** START Data records **
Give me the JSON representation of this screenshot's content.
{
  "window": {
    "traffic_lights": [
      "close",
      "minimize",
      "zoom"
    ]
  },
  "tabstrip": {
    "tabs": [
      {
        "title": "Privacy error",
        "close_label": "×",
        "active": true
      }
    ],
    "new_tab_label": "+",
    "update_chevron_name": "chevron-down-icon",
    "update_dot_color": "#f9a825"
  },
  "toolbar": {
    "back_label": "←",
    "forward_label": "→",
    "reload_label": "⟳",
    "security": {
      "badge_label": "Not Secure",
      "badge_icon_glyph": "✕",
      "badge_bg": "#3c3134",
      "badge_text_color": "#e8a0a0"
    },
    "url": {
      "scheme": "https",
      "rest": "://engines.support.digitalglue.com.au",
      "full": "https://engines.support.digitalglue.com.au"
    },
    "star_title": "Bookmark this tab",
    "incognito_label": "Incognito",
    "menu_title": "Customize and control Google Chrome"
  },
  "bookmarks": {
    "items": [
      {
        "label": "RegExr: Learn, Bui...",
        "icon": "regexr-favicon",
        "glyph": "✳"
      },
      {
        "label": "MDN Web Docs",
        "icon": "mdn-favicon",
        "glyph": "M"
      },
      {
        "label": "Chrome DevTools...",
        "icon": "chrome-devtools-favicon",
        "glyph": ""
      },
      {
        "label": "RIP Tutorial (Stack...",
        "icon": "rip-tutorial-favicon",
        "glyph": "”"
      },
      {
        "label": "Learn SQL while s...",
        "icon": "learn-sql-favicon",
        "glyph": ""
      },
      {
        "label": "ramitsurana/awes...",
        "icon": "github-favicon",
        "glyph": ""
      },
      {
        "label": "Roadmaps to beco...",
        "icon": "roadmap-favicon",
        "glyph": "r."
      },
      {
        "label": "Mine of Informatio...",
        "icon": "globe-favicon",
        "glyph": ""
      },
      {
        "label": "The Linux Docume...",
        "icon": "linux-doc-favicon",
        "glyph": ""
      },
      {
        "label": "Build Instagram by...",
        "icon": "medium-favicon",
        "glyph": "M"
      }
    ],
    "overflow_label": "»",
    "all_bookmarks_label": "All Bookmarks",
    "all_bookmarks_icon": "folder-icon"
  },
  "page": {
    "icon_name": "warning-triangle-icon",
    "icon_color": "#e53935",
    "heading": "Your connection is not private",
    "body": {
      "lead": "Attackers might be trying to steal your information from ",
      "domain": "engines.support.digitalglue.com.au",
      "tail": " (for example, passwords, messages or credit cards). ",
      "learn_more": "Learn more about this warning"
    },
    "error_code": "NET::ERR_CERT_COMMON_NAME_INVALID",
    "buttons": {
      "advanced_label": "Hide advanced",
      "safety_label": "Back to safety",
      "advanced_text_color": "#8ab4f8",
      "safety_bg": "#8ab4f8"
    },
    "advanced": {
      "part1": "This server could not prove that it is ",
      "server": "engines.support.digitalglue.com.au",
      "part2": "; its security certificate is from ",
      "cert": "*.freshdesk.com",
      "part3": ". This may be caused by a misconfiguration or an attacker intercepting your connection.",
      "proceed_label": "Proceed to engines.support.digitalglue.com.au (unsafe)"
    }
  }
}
** END Data records **
Your answer should be a single number: the count of lines containing the word "connection".

2